### THE EXERCISE
Retype the records below exactly as they appear, but leave out any pictures.

┌────────

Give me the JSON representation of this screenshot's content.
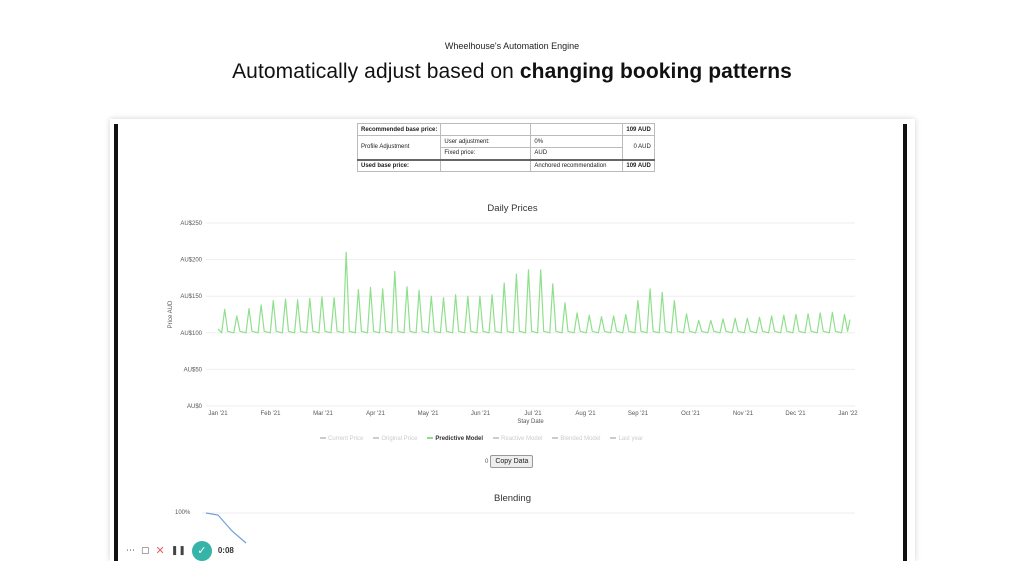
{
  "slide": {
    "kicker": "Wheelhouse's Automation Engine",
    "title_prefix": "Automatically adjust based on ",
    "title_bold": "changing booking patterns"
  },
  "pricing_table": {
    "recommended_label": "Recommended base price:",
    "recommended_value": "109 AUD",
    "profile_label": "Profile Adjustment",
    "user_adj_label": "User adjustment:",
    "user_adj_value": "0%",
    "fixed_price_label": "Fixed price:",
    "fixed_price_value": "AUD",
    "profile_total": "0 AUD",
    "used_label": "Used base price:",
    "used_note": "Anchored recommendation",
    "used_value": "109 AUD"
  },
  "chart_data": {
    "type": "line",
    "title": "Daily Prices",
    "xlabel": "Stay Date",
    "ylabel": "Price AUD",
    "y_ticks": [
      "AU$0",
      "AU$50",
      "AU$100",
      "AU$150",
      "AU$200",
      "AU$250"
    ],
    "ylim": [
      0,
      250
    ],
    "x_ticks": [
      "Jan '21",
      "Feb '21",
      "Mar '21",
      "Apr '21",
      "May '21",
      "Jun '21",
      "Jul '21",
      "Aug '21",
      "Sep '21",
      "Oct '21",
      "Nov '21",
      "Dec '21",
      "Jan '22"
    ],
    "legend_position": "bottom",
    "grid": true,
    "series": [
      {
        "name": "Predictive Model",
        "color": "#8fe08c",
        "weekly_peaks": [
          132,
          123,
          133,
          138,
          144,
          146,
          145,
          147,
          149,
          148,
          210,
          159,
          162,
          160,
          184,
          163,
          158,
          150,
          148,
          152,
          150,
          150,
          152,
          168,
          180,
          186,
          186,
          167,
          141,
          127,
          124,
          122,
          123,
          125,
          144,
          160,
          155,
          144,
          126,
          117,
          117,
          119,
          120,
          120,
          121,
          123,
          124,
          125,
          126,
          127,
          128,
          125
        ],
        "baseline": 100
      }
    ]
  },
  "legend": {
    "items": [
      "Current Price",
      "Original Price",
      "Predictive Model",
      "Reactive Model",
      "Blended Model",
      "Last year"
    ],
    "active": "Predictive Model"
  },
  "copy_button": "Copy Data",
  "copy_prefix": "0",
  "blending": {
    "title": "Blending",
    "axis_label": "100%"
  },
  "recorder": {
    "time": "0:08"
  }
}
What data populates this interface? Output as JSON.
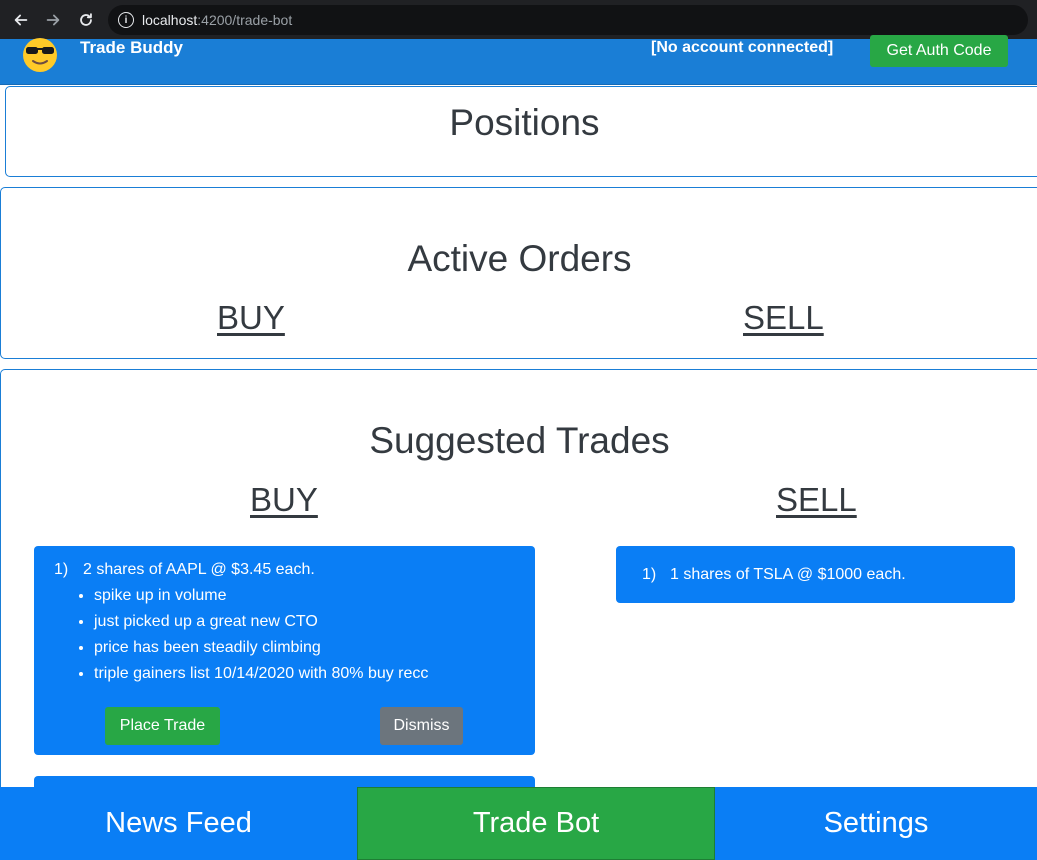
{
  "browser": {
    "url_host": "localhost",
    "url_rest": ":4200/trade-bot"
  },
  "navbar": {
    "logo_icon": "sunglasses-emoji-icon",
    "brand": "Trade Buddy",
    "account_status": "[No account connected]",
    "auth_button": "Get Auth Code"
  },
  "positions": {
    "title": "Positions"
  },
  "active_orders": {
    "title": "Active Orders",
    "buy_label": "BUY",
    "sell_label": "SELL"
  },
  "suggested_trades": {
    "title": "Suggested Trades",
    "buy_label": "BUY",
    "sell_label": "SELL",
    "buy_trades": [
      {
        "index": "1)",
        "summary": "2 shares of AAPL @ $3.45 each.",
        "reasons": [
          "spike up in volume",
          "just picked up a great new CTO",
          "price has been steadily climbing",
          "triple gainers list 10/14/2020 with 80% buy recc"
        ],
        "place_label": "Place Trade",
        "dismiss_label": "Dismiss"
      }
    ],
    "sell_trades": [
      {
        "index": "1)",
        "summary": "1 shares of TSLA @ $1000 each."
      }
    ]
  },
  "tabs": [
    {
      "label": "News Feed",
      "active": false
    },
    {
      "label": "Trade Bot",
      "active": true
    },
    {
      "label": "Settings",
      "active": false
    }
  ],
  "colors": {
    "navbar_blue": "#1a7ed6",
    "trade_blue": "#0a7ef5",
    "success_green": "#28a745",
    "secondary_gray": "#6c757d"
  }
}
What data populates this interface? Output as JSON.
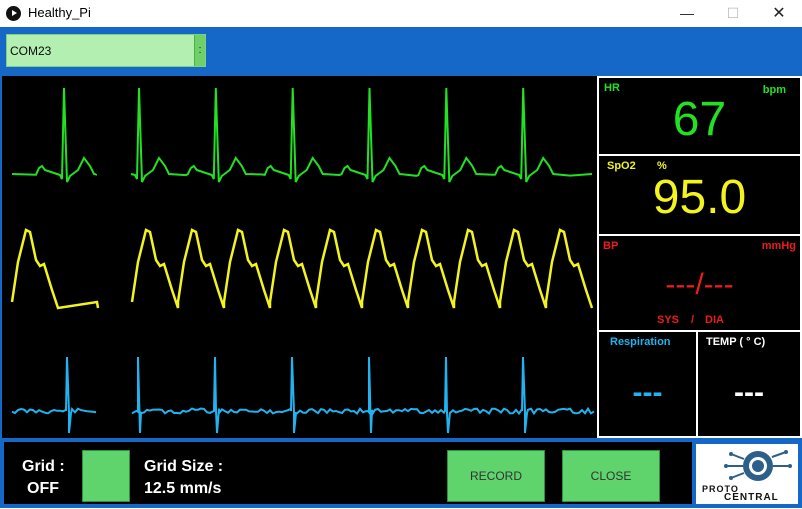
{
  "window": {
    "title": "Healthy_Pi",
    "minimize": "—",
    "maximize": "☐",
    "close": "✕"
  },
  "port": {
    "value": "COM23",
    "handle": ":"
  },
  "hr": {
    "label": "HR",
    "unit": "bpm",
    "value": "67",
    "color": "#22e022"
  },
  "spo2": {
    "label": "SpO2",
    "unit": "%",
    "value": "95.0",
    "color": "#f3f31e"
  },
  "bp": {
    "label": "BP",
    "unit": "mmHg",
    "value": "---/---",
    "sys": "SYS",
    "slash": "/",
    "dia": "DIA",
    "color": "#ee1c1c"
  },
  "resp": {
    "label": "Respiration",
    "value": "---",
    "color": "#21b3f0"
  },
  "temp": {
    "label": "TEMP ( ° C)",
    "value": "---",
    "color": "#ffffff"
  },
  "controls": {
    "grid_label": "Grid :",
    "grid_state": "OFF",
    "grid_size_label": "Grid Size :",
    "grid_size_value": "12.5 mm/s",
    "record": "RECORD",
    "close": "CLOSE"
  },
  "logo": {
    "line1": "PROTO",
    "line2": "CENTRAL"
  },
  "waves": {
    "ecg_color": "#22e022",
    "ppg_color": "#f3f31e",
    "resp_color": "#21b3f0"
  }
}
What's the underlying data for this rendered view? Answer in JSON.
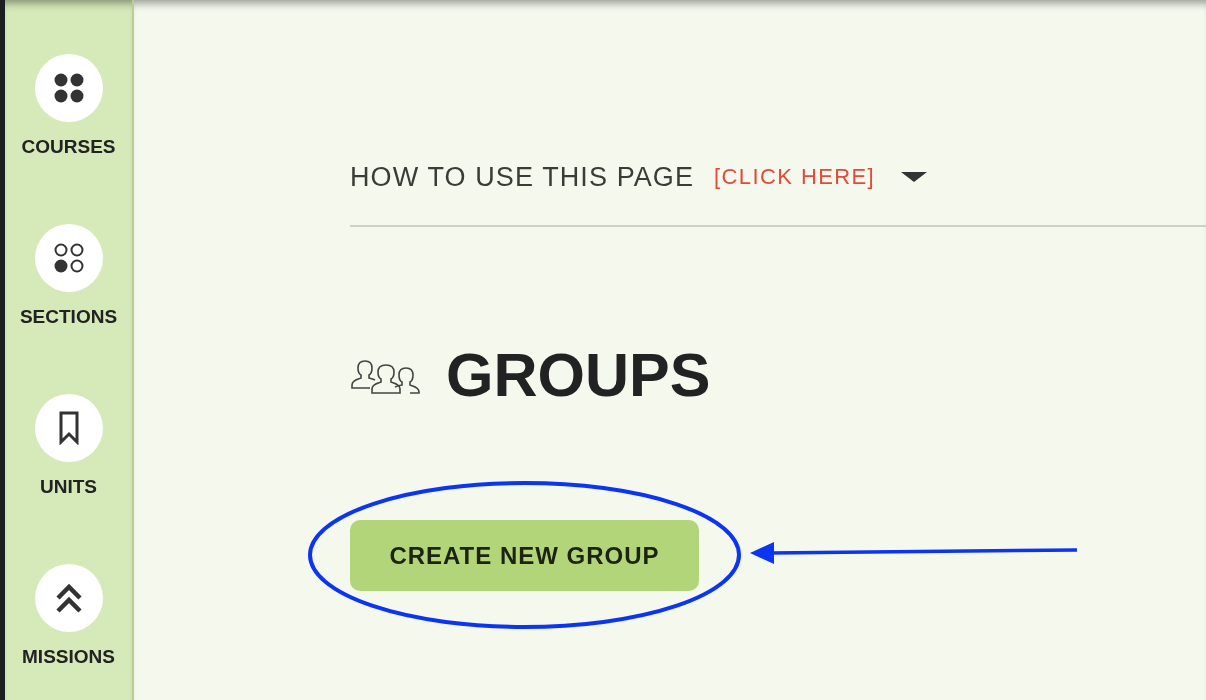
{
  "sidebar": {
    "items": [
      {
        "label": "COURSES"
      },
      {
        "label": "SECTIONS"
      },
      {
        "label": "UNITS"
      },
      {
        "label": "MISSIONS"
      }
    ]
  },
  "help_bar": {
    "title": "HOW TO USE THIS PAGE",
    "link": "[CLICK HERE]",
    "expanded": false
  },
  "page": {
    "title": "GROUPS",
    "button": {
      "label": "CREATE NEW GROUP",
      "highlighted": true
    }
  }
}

└────────

### THE RESULT
Give me the JSON representation of this screenshot's content.
{
  "slide": {
    "kicker": "Wheelhouse's Automation Engine",
    "title_prefix": "Automatically adjust based on ",
    "title_bold": "changing booking patterns"
  },
  "pricing_table": {
    "recommended_label": "Recommended base price:",
    "recommended_value": "109 AUD",
    "profile_label": "Profile Adjustment",
    "user_adj_label": "User adjustment:",
    "user_adj_value": "0%",
    "fixed_price_label": "Fixed price:",
    "fixed_price_value": "AUD",
    "profile_total": "0 AUD",
    "used_label": "Used base price:",
    "used_note": "Anchored recommendation",
    "used_value": "109 AUD"
  },
  "chart_data": {
    "type": "line",
    "title": "Daily Prices",
    "xlabel": "Stay Date",
    "ylabel": "Price AUD",
    "y_ticks": [
      "AU$0",
      "AU$50",
      "AU$100",
      "AU$150",
      "AU$200",
      "AU$250"
    ],
    "ylim": [
      0,
      250
    ],
    "x_ticks": [
      "Jan '21",
      "Feb '21",
      "Mar '21",
      "Apr '21",
      "May '21",
      "Jun '21",
      "Jul '21",
      "Aug '21",
      "Sep '21",
      "Oct '21",
      "Nov '21",
      "Dec '21",
      "Jan '22"
    ],
    "legend_position": "bottom",
    "grid": true,
    "series": [
      {
        "name": "Predictive Model",
        "color": "#8fe08c",
        "weekly_peaks": [
          132,
          123,
          133,
          138,
          144,
          146,
          145,
          147,
          149,
          148,
          210,
          159,
          162,
          160,
          184,
          163,
          158,
          150,
          148,
          152,
          150,
          150,
          152,
          168,
          180,
          186,
          186,
          167,
          141,
          127,
          124,
          122,
          123,
          125,
          144,
          160,
          155,
          144,
          126,
          117,
          117,
          119,
          120,
          120,
          121,
          123,
          124,
          125,
          126,
          127,
          128,
          125
        ],
        "baseline": 100
      }
    ]
  },
  "legend": {
    "items": [
      "Current Price",
      "Original Price",
      "Predictive Model",
      "Reactive Model",
      "Blended Model",
      "Last year"
    ],
    "active": "Predictive Model"
  },
  "copy_button": "Copy Data",
  "copy_prefix": "0",
  "blending": {
    "title": "Blending",
    "axis_label": "100%"
  },
  "recorder": {
    "time": "0:08"
  }
}
What data populates this interface? Output as JSON.
{
  "browser": {
    "url_host": "localhost",
    "url_rest": ":4200/trade-bot"
  },
  "navbar": {
    "logo_icon": "sunglasses-emoji-icon",
    "brand": "Trade Buddy",
    "account_status": "[No account connected]",
    "auth_button": "Get Auth Code"
  },
  "positions": {
    "title": "Positions"
  },
  "active_orders": {
    "title": "Active Orders",
    "buy_label": "BUY",
    "sell_label": "SELL"
  },
  "suggested_trades": {
    "title": "Suggested Trades",
    "buy_label": "BUY",
    "sell_label": "SELL",
    "buy_trades": [
      {
        "index": "1)",
        "summary": "2 shares of AAPL @ $3.45 each.",
        "reasons": [
          "spike up in volume",
          "just picked up a great new CTO",
          "price has been steadily climbing",
          "triple gainers list 10/14/2020 with 80% buy recc"
        ],
        "place_label": "Place Trade",
        "dismiss_label": "Dismiss"
      }
    ],
    "sell_trades": [
      {
        "index": "1)",
        "summary": "1 shares of TSLA @ $1000 each."
      }
    ]
  },
  "tabs": [
    {
      "label": "News Feed",
      "active": false
    },
    {
      "label": "Trade Bot",
      "active": true
    },
    {
      "label": "Settings",
      "active": false
    }
  ],
  "colors": {
    "navbar_blue": "#1a7ed6",
    "trade_blue": "#0a7ef5",
    "success_green": "#28a745",
    "secondary_gray": "#6c757d"
  }
}
What data populates this interface? Output as JSON.
{
  "window": {
    "title": "Healthy_Pi",
    "minimize": "—",
    "maximize": "☐",
    "close": "✕"
  },
  "port": {
    "value": "COM23",
    "handle": ":"
  },
  "hr": {
    "label": "HR",
    "unit": "bpm",
    "value": "67",
    "color": "#22e022"
  },
  "spo2": {
    "label": "SpO2",
    "unit": "%",
    "value": "95.0",
    "color": "#f3f31e"
  },
  "bp": {
    "label": "BP",
    "unit": "mmHg",
    "value": "---/---",
    "sys": "SYS",
    "slash": "/",
    "dia": "DIA",
    "color": "#ee1c1c"
  },
  "resp": {
    "label": "Respiration",
    "value": "---",
    "color": "#21b3f0"
  },
  "temp": {
    "label": "TEMP ( ° C)",
    "value": "---",
    "color": "#ffffff"
  },
  "controls": {
    "grid_label": "Grid :",
    "grid_state": "OFF",
    "grid_size_label": "Grid Size :",
    "grid_size_value": "12.5 mm/s",
    "record": "RECORD",
    "close": "CLOSE"
  },
  "logo": {
    "line1": "PROTO",
    "line2": "CENTRAL"
  },
  "waves": {
    "ecg_color": "#22e022",
    "ppg_color": "#f3f31e",
    "resp_color": "#21b3f0"
  }
}
What's the underlying data for this rendered view? Answer in JSON.
{
  "sidebar": {
    "items": [
      {
        "label": "COURSES"
      },
      {
        "label": "SECTIONS"
      },
      {
        "label": "UNITS"
      },
      {
        "label": "MISSIONS"
      }
    ]
  },
  "help_bar": {
    "title": "HOW TO USE THIS PAGE",
    "link": "[CLICK HERE]",
    "expanded": false
  },
  "page": {
    "title": "GROUPS",
    "button": {
      "label": "CREATE NEW GROUP",
      "highlighted": true
    }
  }
}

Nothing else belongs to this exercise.